___ 読む文章

見事な桜が気になって
多摩丘陵から芝溝街道の図師の交差点を横切り、さらに南へ車を走らせる。かなりの上り坂を「かたかごの森」に差し掛かった頃、はるか前方にこんもりと桜の花が見えた。
何回も通った道だが、それまで桜の存在には気づかなかった。近づいてみると、ちょっとした塚のようなものがあり、そこに数本の桜があった。
どうやら冬の間は枯れ木で、気づかなかったらしい。
何の塚なのか
さて、これは何の塚なのか。同じ様に桜の写真を撮っていた方に訪ねてみたが、やはり桜が見事だからということで手がかりはなかった。
東京都遺跡地図で調べてみると、確かに遺跡として塚の印がある。
時代は不明だが、遺跡名は「富士塚(提灯塚)」(ふじづか(ちょうちんづか))ということがわかった。
土地神・道しるべとして
塚の階段を上ると、石の祠と2つの石碑があった。塚の上も手入れされていることがうかがえる。
「堅牢地神塔」(けんろうじしん)の石碑は、文化四丁卯年、地主吉祥山住善寺とある。大地を司る神である「堅牢地神」を祀ったものらしい。
「郷土安泰」と記されているのは、昭和廿八年建立で由来を記したもののようだ。私のわかる範囲なので、かなり大雑把だが、木曽三家(さんや)に富士塚があり、大きさは高さ一丈五尺広さ三畝で、旅人は登って富士山を見て方角を確かめた。この塚上には一本の松があったが、文化4年に失火で祠ともども全焼してしまった。それで松の若木を植えたということのようだ。
三家とはかつてのこのあたりの地名で、現在も町田街道沿いのバス停にその名が見られる。旧道沿いのバス停の名前は、趣があっていい。「独楽吟」の一首にも読んだが、そんなバス停の名前を見つけると嬉しくなる。
この塚は、富士塚といっても富士講に由来するものではなくて、郷土の安泰の祈願と旅人が方角を確認するための塚であったらしい。ここは高台であるから、物見にはちょうど良かったと思われる。
「一本松」の伝承
『町田の民話と伝承』によると、この塚は、木曽観音堂(吉祥山住善寺)に縁のもので、ここは観音堂の鬼門にあたり、堂を造る際の地鎮祭に安全祈願のためにつくられたということだ。

______

指示 1: 下の一覧から、「Cancelar」という語を含む行をすべて示してください。

___ データセットの行

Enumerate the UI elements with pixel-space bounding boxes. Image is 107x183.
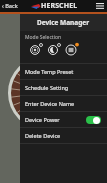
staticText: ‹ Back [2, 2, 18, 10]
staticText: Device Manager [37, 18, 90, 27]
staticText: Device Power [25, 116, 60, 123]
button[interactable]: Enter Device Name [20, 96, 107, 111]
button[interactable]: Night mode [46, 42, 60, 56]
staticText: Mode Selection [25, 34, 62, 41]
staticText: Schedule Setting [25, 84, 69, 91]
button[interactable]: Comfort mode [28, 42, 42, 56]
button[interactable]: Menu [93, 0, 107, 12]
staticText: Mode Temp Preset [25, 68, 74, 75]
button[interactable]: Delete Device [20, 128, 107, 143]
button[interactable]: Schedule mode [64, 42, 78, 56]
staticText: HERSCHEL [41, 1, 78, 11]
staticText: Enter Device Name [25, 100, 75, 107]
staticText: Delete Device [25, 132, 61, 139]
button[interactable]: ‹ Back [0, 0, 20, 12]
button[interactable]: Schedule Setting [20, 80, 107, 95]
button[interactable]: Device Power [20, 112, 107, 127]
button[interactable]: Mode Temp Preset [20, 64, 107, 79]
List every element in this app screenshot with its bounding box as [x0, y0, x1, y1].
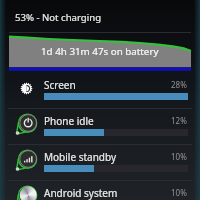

______
___ データセットの行

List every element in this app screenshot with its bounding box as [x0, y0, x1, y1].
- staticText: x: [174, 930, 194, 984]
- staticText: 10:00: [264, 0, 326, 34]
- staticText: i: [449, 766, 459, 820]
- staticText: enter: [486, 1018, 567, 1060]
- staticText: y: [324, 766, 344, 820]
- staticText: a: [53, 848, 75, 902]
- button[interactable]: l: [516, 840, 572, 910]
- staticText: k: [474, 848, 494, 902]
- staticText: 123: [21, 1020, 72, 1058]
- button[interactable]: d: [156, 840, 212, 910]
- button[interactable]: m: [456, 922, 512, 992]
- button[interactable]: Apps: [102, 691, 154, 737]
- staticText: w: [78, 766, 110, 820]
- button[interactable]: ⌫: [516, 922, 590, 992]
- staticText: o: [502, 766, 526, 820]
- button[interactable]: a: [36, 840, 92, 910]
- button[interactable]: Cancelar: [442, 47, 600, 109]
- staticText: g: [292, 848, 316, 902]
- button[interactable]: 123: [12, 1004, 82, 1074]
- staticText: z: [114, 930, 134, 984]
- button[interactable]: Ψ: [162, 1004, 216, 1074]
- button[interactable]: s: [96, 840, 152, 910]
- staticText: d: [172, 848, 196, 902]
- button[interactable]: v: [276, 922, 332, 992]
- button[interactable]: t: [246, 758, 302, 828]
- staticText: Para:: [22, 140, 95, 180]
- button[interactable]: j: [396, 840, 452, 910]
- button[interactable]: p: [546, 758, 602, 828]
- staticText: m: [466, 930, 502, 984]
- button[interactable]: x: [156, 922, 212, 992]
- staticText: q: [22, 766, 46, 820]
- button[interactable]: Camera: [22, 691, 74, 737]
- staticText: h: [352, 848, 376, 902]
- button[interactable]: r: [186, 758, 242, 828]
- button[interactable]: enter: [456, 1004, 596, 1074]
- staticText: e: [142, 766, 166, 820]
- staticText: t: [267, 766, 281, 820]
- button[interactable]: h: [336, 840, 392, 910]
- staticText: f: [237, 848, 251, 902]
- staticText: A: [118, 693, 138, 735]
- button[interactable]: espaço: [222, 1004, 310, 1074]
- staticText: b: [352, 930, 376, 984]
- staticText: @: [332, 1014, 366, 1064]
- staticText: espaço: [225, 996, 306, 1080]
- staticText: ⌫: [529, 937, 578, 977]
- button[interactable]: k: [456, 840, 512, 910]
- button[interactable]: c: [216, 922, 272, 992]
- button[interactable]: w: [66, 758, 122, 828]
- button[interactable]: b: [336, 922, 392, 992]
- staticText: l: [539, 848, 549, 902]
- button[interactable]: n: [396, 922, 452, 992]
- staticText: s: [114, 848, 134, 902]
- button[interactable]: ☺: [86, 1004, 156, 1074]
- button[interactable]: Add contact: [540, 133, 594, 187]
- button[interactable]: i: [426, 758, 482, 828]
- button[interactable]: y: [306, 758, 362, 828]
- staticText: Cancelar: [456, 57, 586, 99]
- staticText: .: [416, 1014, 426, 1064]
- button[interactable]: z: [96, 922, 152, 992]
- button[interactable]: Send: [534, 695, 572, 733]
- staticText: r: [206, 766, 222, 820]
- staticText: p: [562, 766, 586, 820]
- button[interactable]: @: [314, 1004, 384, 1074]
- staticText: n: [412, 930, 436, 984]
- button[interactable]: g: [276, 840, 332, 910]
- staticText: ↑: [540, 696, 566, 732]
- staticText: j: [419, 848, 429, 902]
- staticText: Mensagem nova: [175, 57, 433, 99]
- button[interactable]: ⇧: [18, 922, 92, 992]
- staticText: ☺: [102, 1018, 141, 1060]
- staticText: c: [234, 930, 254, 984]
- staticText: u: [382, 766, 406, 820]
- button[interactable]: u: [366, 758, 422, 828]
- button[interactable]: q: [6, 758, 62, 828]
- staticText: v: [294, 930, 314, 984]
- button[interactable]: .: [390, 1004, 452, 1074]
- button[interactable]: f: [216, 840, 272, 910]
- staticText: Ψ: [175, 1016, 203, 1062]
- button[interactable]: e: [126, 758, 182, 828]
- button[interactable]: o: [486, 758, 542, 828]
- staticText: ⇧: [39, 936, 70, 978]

______

指示 2: 富士塚の文章の最初の段落で、桜の塚へ車で向かう道中に名前が出てくる場所をすべて挙げてください。

完全な回答 1:
- button[interactable]: Cancelar: [442, 47, 600, 109]
- staticText: Cancelar: [456, 57, 586, 99]

完全な回答 2: 多摩丘陵、芝溝街道、図師の交差点、かたかごの森